§ TO DO
Pull out every line from the listing that has the word "turbulence".

§ RECORDS FOR PROCESSING

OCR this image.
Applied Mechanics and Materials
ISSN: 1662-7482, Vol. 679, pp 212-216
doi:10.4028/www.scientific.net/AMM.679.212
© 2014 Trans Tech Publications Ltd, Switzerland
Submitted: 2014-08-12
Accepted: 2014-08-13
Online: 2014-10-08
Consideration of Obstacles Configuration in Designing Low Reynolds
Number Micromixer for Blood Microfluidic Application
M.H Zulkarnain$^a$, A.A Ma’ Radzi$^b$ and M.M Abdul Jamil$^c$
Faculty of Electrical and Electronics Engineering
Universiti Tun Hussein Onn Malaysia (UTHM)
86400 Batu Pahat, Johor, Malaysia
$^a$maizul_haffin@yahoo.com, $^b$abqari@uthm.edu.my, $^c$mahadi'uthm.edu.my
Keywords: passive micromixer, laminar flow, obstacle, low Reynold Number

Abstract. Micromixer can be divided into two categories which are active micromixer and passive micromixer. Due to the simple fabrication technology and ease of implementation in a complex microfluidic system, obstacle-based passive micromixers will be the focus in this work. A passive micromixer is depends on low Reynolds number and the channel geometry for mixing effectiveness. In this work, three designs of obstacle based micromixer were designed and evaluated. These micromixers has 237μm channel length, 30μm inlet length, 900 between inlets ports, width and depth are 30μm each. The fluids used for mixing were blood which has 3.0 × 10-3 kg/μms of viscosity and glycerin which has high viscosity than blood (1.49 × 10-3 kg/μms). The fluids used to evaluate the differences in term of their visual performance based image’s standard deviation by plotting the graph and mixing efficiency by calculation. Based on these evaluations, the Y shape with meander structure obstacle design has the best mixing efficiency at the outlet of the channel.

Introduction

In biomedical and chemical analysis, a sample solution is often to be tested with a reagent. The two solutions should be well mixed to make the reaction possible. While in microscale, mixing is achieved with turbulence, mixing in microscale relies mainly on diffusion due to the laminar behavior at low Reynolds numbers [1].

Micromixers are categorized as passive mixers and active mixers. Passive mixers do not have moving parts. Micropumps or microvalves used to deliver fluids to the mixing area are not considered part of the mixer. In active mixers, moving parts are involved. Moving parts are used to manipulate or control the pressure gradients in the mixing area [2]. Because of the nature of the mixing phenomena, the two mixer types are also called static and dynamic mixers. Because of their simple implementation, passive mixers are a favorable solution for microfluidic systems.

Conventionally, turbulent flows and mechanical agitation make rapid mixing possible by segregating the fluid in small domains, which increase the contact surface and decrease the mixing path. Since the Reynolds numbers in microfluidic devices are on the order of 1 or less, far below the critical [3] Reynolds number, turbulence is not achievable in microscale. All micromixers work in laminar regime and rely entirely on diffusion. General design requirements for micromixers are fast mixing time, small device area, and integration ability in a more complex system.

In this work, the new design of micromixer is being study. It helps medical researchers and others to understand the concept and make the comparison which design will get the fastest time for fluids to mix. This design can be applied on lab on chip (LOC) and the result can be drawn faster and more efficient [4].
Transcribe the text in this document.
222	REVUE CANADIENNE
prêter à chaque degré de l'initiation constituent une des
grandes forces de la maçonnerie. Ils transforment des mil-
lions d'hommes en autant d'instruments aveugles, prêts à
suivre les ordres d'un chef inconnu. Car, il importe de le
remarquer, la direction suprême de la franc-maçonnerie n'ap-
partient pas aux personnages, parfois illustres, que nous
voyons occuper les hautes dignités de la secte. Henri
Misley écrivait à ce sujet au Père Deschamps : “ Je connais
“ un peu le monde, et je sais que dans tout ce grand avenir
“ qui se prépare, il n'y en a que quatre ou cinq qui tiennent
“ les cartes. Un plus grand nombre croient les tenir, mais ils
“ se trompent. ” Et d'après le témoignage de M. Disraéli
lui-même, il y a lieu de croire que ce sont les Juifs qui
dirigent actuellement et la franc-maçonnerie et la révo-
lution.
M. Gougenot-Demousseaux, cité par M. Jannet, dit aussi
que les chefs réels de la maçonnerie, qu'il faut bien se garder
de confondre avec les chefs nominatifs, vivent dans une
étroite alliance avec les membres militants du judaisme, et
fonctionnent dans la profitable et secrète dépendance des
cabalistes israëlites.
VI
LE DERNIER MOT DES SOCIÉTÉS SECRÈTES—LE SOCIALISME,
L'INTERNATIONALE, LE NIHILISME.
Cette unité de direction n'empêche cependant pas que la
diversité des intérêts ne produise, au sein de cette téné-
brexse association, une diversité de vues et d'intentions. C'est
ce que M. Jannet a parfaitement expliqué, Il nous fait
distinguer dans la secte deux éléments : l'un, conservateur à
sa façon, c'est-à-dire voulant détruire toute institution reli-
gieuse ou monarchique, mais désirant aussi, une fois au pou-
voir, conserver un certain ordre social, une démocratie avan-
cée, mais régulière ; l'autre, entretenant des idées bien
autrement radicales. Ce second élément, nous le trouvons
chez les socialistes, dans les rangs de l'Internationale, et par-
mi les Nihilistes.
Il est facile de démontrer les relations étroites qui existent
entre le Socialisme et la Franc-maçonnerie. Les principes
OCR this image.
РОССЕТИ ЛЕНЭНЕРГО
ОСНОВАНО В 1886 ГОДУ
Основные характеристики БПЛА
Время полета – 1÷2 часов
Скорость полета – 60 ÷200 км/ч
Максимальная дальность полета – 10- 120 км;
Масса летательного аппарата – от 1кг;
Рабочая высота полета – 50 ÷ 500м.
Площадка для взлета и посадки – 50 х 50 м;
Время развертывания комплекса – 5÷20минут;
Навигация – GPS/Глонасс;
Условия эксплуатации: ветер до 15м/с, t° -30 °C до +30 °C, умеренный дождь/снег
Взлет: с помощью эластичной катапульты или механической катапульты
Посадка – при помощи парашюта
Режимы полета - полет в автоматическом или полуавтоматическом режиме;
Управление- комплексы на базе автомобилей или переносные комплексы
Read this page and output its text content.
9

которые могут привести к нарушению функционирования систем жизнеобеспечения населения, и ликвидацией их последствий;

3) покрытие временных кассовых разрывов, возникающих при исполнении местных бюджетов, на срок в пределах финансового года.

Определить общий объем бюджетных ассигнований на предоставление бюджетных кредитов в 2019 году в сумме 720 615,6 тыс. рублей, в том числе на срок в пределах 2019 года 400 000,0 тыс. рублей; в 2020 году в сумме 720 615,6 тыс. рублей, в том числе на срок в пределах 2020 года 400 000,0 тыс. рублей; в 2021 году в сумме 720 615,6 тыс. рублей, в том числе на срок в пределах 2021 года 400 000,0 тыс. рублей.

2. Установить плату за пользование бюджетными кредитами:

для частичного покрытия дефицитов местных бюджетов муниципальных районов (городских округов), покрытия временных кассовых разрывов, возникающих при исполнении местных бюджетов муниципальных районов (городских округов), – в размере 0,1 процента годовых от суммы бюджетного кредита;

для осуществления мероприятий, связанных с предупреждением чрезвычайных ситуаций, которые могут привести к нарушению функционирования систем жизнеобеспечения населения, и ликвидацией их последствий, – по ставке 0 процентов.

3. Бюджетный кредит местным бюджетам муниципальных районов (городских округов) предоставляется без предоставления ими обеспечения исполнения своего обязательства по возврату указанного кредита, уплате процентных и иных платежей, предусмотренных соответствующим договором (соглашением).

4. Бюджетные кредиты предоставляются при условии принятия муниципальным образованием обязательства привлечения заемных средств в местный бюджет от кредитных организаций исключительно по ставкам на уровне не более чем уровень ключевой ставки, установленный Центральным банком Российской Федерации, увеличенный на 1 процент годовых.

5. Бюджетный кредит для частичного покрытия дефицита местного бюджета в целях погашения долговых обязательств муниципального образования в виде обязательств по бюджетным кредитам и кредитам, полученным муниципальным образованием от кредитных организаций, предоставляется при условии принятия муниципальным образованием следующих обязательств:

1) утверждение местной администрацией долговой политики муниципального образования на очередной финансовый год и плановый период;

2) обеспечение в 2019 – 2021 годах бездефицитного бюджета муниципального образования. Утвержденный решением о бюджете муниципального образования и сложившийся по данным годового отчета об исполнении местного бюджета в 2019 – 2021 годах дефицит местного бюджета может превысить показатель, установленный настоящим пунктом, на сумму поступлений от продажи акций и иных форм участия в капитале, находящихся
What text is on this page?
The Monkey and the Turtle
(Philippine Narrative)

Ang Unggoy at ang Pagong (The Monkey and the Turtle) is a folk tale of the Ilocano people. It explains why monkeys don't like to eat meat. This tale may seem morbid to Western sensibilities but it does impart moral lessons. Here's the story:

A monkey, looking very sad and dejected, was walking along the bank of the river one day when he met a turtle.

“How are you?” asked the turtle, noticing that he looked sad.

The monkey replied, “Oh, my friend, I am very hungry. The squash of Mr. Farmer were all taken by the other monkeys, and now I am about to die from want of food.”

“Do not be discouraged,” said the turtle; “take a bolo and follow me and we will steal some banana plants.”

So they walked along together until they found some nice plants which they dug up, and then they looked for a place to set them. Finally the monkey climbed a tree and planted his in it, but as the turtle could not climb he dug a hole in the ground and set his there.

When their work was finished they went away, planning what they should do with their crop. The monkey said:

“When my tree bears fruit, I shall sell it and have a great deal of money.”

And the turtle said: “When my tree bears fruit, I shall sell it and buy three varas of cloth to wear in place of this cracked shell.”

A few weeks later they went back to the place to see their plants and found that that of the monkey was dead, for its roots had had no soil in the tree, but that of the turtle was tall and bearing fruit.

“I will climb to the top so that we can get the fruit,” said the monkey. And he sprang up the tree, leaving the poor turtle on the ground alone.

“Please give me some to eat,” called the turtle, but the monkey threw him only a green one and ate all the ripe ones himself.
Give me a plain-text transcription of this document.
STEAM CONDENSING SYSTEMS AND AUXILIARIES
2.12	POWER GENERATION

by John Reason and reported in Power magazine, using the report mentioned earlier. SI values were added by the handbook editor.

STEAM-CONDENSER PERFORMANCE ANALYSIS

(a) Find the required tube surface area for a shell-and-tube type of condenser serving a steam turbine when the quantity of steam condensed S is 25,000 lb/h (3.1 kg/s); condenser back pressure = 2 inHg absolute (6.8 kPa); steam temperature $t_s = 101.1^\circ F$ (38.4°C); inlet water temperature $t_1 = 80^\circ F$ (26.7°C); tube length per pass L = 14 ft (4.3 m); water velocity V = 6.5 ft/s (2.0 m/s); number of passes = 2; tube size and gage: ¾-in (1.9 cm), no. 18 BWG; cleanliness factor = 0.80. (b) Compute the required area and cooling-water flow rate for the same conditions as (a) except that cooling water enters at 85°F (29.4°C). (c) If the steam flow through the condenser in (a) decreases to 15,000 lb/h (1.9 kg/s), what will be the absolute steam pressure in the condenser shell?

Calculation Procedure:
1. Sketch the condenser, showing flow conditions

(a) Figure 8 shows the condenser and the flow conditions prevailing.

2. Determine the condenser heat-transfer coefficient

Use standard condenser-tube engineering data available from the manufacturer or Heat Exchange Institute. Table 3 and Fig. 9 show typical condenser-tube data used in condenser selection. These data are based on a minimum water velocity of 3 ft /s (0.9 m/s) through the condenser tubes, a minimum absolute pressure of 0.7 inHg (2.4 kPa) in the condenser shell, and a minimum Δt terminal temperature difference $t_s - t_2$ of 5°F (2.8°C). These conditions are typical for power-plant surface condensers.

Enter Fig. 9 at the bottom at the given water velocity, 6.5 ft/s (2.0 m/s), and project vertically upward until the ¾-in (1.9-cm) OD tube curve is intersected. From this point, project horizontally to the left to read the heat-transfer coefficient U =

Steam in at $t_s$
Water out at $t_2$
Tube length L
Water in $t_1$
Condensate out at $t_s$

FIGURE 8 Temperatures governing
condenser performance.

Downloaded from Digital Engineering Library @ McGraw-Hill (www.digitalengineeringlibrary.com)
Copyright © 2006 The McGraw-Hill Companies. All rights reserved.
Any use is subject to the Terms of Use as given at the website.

§ THE SOLUTION
In biomedical and chemical analysis, a sample solution is often to be tested with a reagent. The two solutions should be well mixed to make the reaction possible. While in microscale, mixing is achieved with turbulence, mixing in microscale relies mainly on diffusion due to the laminar behavior at low Reynolds numbers [1].
Conventionally, turbulent flows and mechanical agitation make rapid mixing possible by segregating the fluid in small domains, which increase the contact surface and decrease the mixing path. Since the Reynolds numbers in microfluidic devices are on the order of 1 or less, far below the critical [3] Reynolds number, turbulence is not achievable in microscale. All micromixers work in laminar regime and rely entirely on diffusion. General design requirements for micromixers are fast mixing time, small device area, and integration ability in a more complex system.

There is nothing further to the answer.